Stored records:
◆ ◆ ◆ ◆ ◆ ◆ ◆
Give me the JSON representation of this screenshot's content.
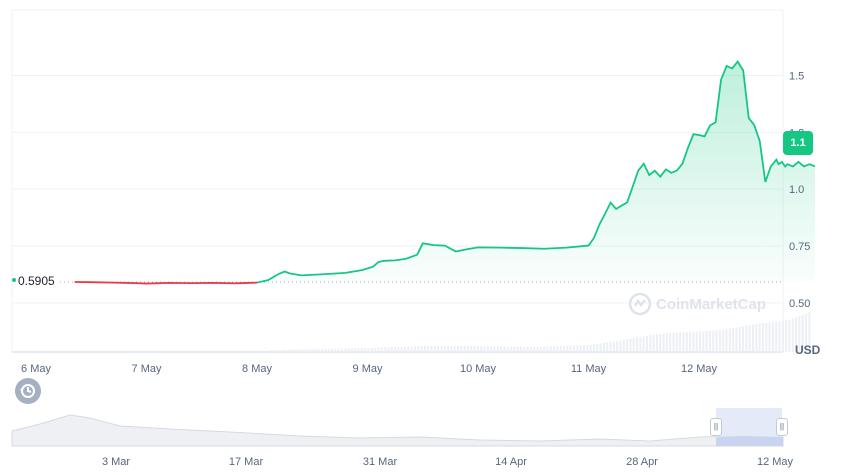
{
  "chart_data": {
    "type": "area",
    "currency_label": "USD",
    "open_price_label": "0.5905",
    "current_price_label": "1.1",
    "watermark": "CoinMarketCap",
    "ylim": [
      0.35,
      1.7
    ],
    "yticks": [
      {
        "value": 0.5,
        "label": "0.50"
      },
      {
        "value": 0.75,
        "label": "0.75"
      },
      {
        "value": 1.0,
        "label": "1.0"
      },
      {
        "value": 1.25,
        "label": "1.2"
      },
      {
        "value": 1.5,
        "label": "1.5"
      }
    ],
    "x_labels": [
      "6 May",
      "7 May",
      "8 May",
      "9 May",
      "10 May",
      "11 May",
      "12 May"
    ],
    "x_range_days": [
      0,
      7.05
    ],
    "series": [
      {
        "x": [
          0.35,
          0.5,
          0.7,
          0.9,
          1.0,
          1.2,
          1.4,
          1.6,
          1.8,
          2.0,
          2.1,
          2.15,
          2.2,
          2.25,
          2.3,
          2.4,
          2.6,
          2.8,
          2.95,
          3.05,
          3.1,
          3.15,
          3.25,
          3.35,
          3.45,
          3.5,
          3.6,
          3.7,
          3.8,
          3.9,
          4.0,
          4.2,
          4.4,
          4.6,
          4.8,
          5.0,
          5.05,
          5.1,
          5.15,
          5.2,
          5.25,
          5.3,
          5.35,
          5.4,
          5.45,
          5.5,
          5.55,
          5.6,
          5.65,
          5.7,
          5.75,
          5.8,
          5.85,
          5.9,
          5.95,
          6.0,
          6.05,
          6.1,
          6.15,
          6.2,
          6.25,
          6.3,
          6.35,
          6.4,
          6.45,
          6.5,
          6.55,
          6.6,
          6.65,
          6.7,
          6.72,
          6.75,
          6.78,
          6.8,
          6.85,
          6.9,
          6.95,
          7.0,
          7.05
        ],
        "y": [
          0.592,
          0.591,
          0.589,
          0.587,
          0.585,
          0.588,
          0.587,
          0.588,
          0.586,
          0.589,
          0.6,
          0.614,
          0.628,
          0.638,
          0.629,
          0.621,
          0.626,
          0.632,
          0.644,
          0.659,
          0.68,
          0.685,
          0.687,
          0.694,
          0.712,
          0.762,
          0.754,
          0.752,
          0.726,
          0.736,
          0.744,
          0.743,
          0.741,
          0.738,
          0.743,
          0.752,
          0.786,
          0.846,
          0.892,
          0.941,
          0.913,
          0.928,
          0.942,
          1.011,
          1.082,
          1.112,
          1.062,
          1.081,
          1.055,
          1.087,
          1.072,
          1.082,
          1.112,
          1.182,
          1.242,
          1.238,
          1.232,
          1.28,
          1.294,
          1.482,
          1.542,
          1.531,
          1.561,
          1.522,
          1.313,
          1.282,
          1.211,
          1.032,
          1.1,
          1.13,
          1.11,
          1.12,
          1.1,
          1.11,
          1.1,
          1.12,
          1.1,
          1.11,
          1.1
        ],
        "color_up": "#16c784",
        "color_down": "#ea3943"
      }
    ],
    "volume_note": "volume histogram shown as light gray bars",
    "navigator_labels": [
      "3 Mar",
      "17 Mar",
      "31 Mar",
      "14 Apr",
      "28 Apr",
      "12 May"
    ],
    "grid": true,
    "legend": "none"
  },
  "controls": {
    "history_icon": "history-icon",
    "handle_glyph": "||"
  }
}
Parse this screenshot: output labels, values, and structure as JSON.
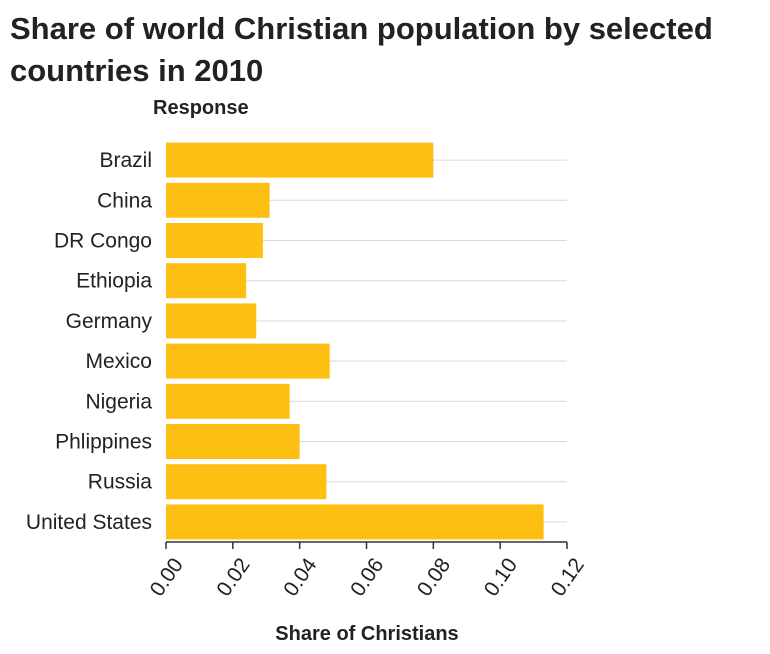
{
  "chart_data": {
    "type": "bar",
    "orientation": "horizontal",
    "title": "Share of world Christian population by selected countries in 2010",
    "ylabel": "Response",
    "xlabel": "Share of Christians",
    "categories": [
      "Brazil",
      "China",
      "DR Congo",
      "Ethiopia",
      "Germany",
      "Mexico",
      "Nigeria",
      "Phlippines",
      "Russia",
      "United States"
    ],
    "values": [
      0.08,
      0.031,
      0.029,
      0.024,
      0.027,
      0.049,
      0.037,
      0.04,
      0.048,
      0.113
    ],
    "xlim": [
      0,
      0.12
    ],
    "xticks": [
      "0.00",
      "0.02",
      "0.04",
      "0.06",
      "0.08",
      "0.10",
      "0.12"
    ],
    "grid": true,
    "bar_color": "#FDBF11",
    "grid_color": "#d9d9d9"
  }
}
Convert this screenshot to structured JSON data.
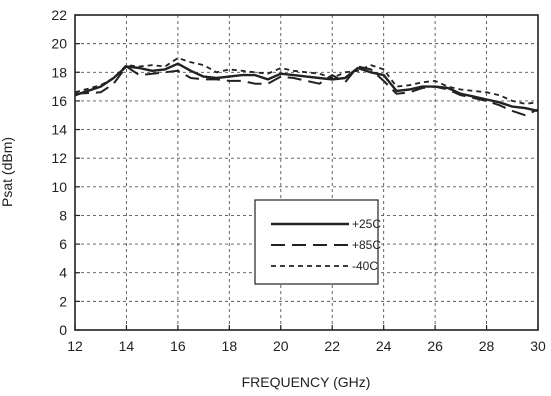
{
  "chart_data": {
    "type": "line",
    "title": "",
    "xlabel": "FREQUENCY (GHz)",
    "ylabel": "Psat (dBm)",
    "xlim": [
      12,
      30
    ],
    "ylim": [
      0,
      22
    ],
    "xticks": [
      12,
      14,
      16,
      18,
      20,
      22,
      24,
      26,
      28,
      30
    ],
    "yticks": [
      0,
      2,
      4,
      6,
      8,
      10,
      12,
      14,
      16,
      18,
      20,
      22
    ],
    "grid": true,
    "legend_position": "center-right",
    "x": [
      12,
      13,
      13.5,
      14,
      14.5,
      15,
      15.5,
      16,
      16.5,
      17,
      17.5,
      18,
      18.5,
      19,
      19.5,
      20,
      20.5,
      21,
      21.5,
      22,
      22.5,
      23,
      23.5,
      24,
      24.5,
      25,
      25.5,
      26,
      26.5,
      27,
      27.5,
      28,
      28.5,
      29,
      29.5,
      30
    ],
    "series": [
      {
        "name": "+25C",
        "color": "#222222",
        "dash": "solid",
        "values": [
          16.4,
          17.0,
          17.6,
          18.4,
          18.3,
          18.1,
          18.2,
          18.6,
          18.1,
          17.7,
          17.6,
          17.7,
          17.8,
          17.8,
          17.5,
          17.9,
          17.8,
          17.7,
          17.6,
          17.5,
          17.6,
          18.3,
          18.0,
          17.8,
          16.7,
          16.8,
          17.0,
          17.0,
          16.9,
          16.5,
          16.3,
          16.1,
          15.9,
          15.6,
          15.5,
          15.3
        ]
      },
      {
        "name": "+85C",
        "color": "#222222",
        "dash": "long-dash",
        "values": [
          16.5,
          16.6,
          17.2,
          18.4,
          17.8,
          17.9,
          18.0,
          18.1,
          17.6,
          17.5,
          17.5,
          17.4,
          17.4,
          17.2,
          17.2,
          17.7,
          17.6,
          17.4,
          17.2,
          17.8,
          17.3,
          18.4,
          18.2,
          17.4,
          16.5,
          16.6,
          16.9,
          17.0,
          16.8,
          16.4,
          16.2,
          16.0,
          15.7,
          15.3,
          15.0,
          15.4
        ]
      },
      {
        "name": "-40C",
        "color": "#222222",
        "dash": "short-dash",
        "values": [
          16.6,
          17.1,
          17.6,
          18.5,
          18.4,
          18.5,
          18.4,
          19.0,
          18.7,
          18.5,
          18.0,
          18.2,
          18.1,
          18.0,
          17.9,
          18.3,
          18.1,
          18.0,
          17.9,
          17.6,
          18.0,
          18.1,
          18.5,
          18.2,
          17.0,
          17.1,
          17.3,
          17.4,
          17.0,
          16.8,
          16.7,
          16.6,
          16.4,
          16.0,
          15.8,
          15.9
        ]
      }
    ]
  }
}
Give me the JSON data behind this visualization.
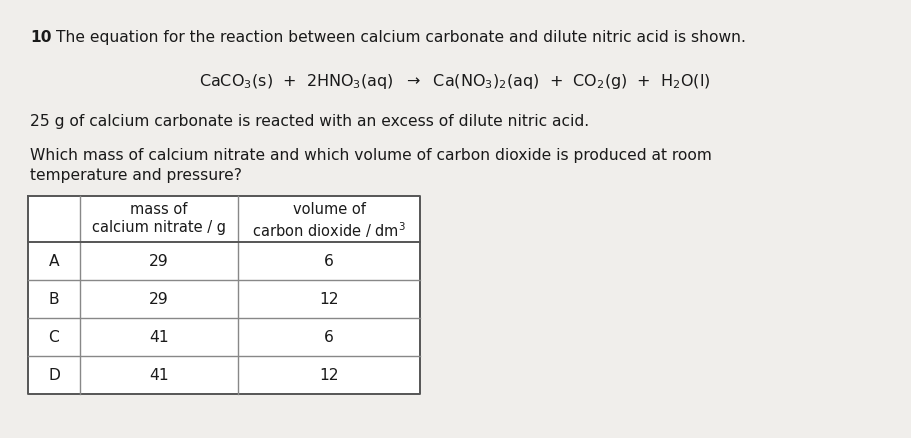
{
  "question_number": "10",
  "question_text": "The equation for the reaction between calcium carbonate and dilute nitric acid is shown.",
  "equation": "CaCO$_3$(s)  +  2HNO$_3$(aq)  $\\rightarrow$  Ca(NO$_3$)$_2$(aq)  +  CO$_2$(g)  +  H$_2$O(l)",
  "context_text": "25 g of calcium carbonate is reacted with an excess of dilute nitric acid.",
  "question_line1": "Which mass of calcium nitrate and which volume of carbon dioxide is produced at room",
  "question_line2": "temperature and pressure?",
  "table": {
    "col1_header_line1": "mass of",
    "col1_header_line2": "calcium nitrate / g",
    "col2_header_line1": "volume of",
    "col2_header_line2": "carbon dioxide / dm",
    "rows": [
      {
        "label": "A",
        "mass": "29",
        "volume": "6"
      },
      {
        "label": "B",
        "mass": "29",
        "volume": "12"
      },
      {
        "label": "C",
        "mass": "41",
        "volume": "6"
      },
      {
        "label": "D",
        "mass": "41",
        "volume": "12"
      }
    ]
  },
  "bg_color": "#f0eeeb",
  "table_bg": "#ffffff",
  "font_color": "#1a1a1a",
  "border_color": "#888888"
}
◆ ◆ ◆ ◆ ◆ ◆ ◆
*Written task*:
In the entries above, identify every line with the word "nitric". Copy those lines.

*Exercise response*:
  "question_text": "The equation for the reaction between calcium carbonate and dilute nitric acid is shown.",
  "context_text": "25 g of calcium carbonate is reacted with an excess of dilute nitric acid.",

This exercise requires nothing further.